[Saved entries]

• • • • •

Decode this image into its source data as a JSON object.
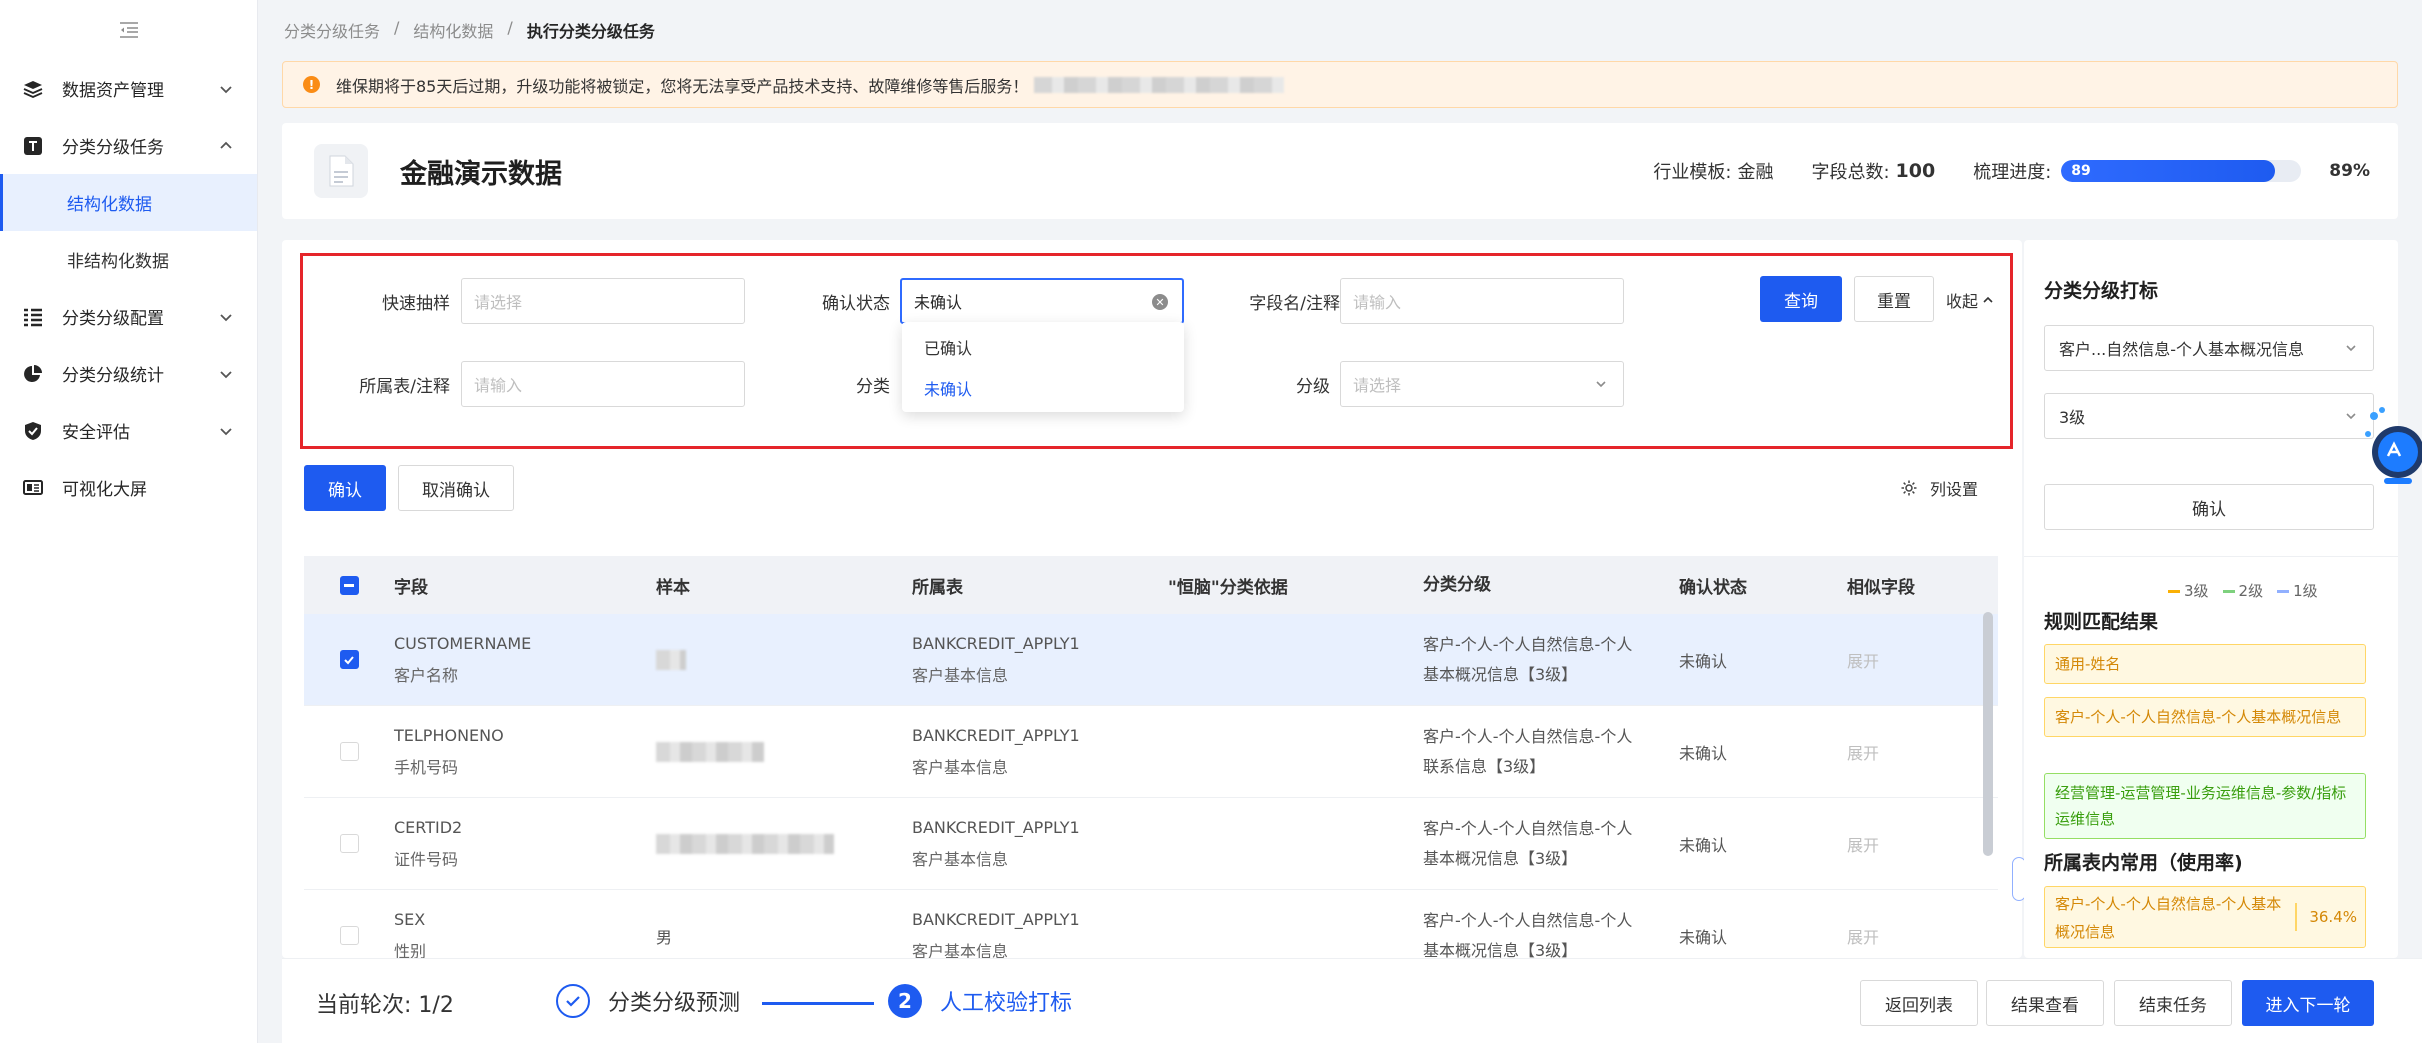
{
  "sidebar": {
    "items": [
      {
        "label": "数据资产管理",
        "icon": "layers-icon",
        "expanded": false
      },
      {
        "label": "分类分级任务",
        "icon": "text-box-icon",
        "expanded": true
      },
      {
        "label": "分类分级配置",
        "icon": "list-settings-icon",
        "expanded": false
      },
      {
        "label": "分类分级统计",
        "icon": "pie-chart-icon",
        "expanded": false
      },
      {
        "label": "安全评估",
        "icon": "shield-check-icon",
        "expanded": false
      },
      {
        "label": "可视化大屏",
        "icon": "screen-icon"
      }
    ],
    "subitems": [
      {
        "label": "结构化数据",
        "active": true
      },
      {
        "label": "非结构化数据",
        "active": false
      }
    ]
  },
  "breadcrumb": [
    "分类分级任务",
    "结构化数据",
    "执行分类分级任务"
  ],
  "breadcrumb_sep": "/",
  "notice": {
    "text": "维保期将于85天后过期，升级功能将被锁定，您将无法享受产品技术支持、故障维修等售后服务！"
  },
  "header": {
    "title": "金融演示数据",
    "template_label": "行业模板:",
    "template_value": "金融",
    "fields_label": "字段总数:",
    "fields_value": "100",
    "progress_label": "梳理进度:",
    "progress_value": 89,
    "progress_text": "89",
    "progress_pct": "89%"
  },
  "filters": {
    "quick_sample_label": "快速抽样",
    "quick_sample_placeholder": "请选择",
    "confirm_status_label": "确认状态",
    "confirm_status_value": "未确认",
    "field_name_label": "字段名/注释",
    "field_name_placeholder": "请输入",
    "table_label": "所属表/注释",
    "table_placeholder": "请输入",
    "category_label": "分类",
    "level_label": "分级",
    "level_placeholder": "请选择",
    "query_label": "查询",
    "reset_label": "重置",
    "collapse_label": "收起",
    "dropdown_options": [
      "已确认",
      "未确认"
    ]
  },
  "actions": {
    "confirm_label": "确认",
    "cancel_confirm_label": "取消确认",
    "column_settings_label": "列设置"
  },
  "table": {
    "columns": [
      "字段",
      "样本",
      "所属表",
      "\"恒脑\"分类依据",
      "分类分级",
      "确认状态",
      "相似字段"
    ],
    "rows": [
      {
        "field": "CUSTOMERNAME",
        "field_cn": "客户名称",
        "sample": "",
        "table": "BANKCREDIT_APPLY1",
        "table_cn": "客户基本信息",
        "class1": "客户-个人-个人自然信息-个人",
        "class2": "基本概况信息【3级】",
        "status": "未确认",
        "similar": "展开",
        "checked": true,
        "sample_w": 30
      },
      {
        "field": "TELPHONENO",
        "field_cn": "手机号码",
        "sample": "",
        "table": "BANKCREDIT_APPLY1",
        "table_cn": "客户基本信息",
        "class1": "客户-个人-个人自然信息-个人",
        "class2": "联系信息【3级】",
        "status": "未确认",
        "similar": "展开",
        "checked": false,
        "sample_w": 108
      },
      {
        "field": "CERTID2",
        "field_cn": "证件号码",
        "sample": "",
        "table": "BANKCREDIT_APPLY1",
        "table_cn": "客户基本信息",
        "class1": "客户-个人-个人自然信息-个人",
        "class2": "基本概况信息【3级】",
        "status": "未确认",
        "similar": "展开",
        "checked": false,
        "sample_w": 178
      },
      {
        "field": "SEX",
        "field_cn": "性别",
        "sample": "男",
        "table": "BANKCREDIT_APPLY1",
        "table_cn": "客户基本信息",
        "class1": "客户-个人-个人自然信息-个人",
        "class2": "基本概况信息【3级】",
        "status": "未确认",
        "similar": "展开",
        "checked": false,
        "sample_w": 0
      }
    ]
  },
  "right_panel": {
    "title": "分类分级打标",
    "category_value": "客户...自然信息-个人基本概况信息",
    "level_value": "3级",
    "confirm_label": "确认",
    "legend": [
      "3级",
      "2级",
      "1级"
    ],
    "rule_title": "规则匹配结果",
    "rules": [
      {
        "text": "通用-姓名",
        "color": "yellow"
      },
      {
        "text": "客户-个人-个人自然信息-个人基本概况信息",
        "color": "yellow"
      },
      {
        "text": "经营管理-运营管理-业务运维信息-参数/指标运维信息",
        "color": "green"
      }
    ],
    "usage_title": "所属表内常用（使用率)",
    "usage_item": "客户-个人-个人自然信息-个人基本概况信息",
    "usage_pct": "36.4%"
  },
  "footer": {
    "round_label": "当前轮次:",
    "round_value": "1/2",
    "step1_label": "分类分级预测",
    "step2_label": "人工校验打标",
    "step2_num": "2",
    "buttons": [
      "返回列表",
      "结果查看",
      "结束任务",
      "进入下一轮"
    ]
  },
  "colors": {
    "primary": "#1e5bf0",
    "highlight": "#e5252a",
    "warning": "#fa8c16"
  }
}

• • • • •

| DIRECTIONS FOR THIS TASK |
Transcribe the whole listing exactly. Pictures stay out of your copy.

| FULL RESPONSE |
Decode this image into its source data as a JSON object.
{
  "sidebar": {
    "items": [
      {
        "label": "数据资产管理",
        "icon": "layers-icon",
        "expanded": false
      },
      {
        "label": "分类分级任务",
        "icon": "text-box-icon",
        "expanded": true
      },
      {
        "label": "分类分级配置",
        "icon": "list-settings-icon",
        "expanded": false
      },
      {
        "label": "分类分级统计",
        "icon": "pie-chart-icon",
        "expanded": false
      },
      {
        "label": "安全评估",
        "icon": "shield-check-icon",
        "expanded": false
      },
      {
        "label": "可视化大屏",
        "icon": "screen-icon"
      }
    ],
    "subitems": [
      {
        "label": "结构化数据",
        "active": true
      },
      {
        "label": "非结构化数据",
        "active": false
      }
    ]
  },
  "breadcrumb": [
    "分类分级任务",
    "结构化数据",
    "执行分类分级任务"
  ],
  "breadcrumb_sep": "/",
  "notice": {
    "text": "维保期将于85天后过期，升级功能将被锁定，您将无法享受产品技术支持、故障维修等售后服务！"
  },
  "header": {
    "title": "金融演示数据",
    "template_label": "行业模板:",
    "template_value": "金融",
    "fields_label": "字段总数:",
    "fields_value": "100",
    "progress_label": "梳理进度:",
    "progress_value": 89,
    "progress_text": "89",
    "progress_pct": "89%"
  },
  "filters": {
    "quick_sample_label": "快速抽样",
    "quick_sample_placeholder": "请选择",
    "confirm_status_label": "确认状态",
    "confirm_status_value": "未确认",
    "field_name_label": "字段名/注释",
    "field_name_placeholder": "请输入",
    "table_label": "所属表/注释",
    "table_placeholder": "请输入",
    "category_label": "分类",
    "level_label": "分级",
    "level_placeholder": "请选择",
    "query_label": "查询",
    "reset_label": "重置",
    "collapse_label": "收起",
    "dropdown_options": [
      "已确认",
      "未确认"
    ]
  },
  "actions": {
    "confirm_label": "确认",
    "cancel_confirm_label": "取消确认",
    "column_settings_label": "列设置"
  },
  "table": {
    "columns": [
      "字段",
      "样本",
      "所属表",
      "\"恒脑\"分类依据",
      "分类分级",
      "确认状态",
      "相似字段"
    ],
    "rows": [
      {
        "field": "CUSTOMERNAME",
        "field_cn": "客户名称",
        "sample": "",
        "table": "BANKCREDIT_APPLY1",
        "table_cn": "客户基本信息",
        "class1": "客户-个人-个人自然信息-个人",
        "class2": "基本概况信息【3级】",
        "status": "未确认",
        "similar": "展开",
        "checked": true,
        "sample_w": 30
      },
      {
        "field": "TELPHONENO",
        "field_cn": "手机号码",
        "sample": "",
        "table": "BANKCREDIT_APPLY1",
        "table_cn": "客户基本信息",
        "class1": "客户-个人-个人自然信息-个人",
        "class2": "联系信息【3级】",
        "status": "未确认",
        "similar": "展开",
        "checked": false,
        "sample_w": 108
      },
      {
        "field": "CERTID2",
        "field_cn": "证件号码",
        "sample": "",
        "table": "BANKCREDIT_APPLY1",
        "table_cn": "客户基本信息",
        "class1": "客户-个人-个人自然信息-个人",
        "class2": "基本概况信息【3级】",
        "status": "未确认",
        "similar": "展开",
        "checked": false,
        "sample_w": 178
      },
      {
        "field": "SEX",
        "field_cn": "性别",
        "sample": "男",
        "table": "BANKCREDIT_APPLY1",
        "table_cn": "客户基本信息",
        "class1": "客户-个人-个人自然信息-个人",
        "class2": "基本概况信息【3级】",
        "status": "未确认",
        "similar": "展开",
        "checked": false,
        "sample_w": 0
      }
    ]
  },
  "right_panel": {
    "title": "分类分级打标",
    "category_value": "客户...自然信息-个人基本概况信息",
    "level_value": "3级",
    "confirm_label": "确认",
    "legend": [
      "3级",
      "2级",
      "1级"
    ],
    "rule_title": "规则匹配结果",
    "rules": [
      {
        "text": "通用-姓名",
        "color": "yellow"
      },
      {
        "text": "客户-个人-个人自然信息-个人基本概况信息",
        "color": "yellow"
      },
      {
        "text": "经营管理-运营管理-业务运维信息-参数/指标运维信息",
        "color": "green"
      }
    ],
    "usage_title": "所属表内常用（使用率)",
    "usage_item": "客户-个人-个人自然信息-个人基本概况信息",
    "usage_pct": "36.4%"
  },
  "footer": {
    "round_label": "当前轮次:",
    "round_value": "1/2",
    "step1_label": "分类分级预测",
    "step2_label": "人工校验打标",
    "step2_num": "2",
    "buttons": [
      "返回列表",
      "结果查看",
      "结束任务",
      "进入下一轮"
    ]
  },
  "colors": {
    "primary": "#1e5bf0",
    "highlight": "#e5252a",
    "warning": "#fa8c16"
  }
}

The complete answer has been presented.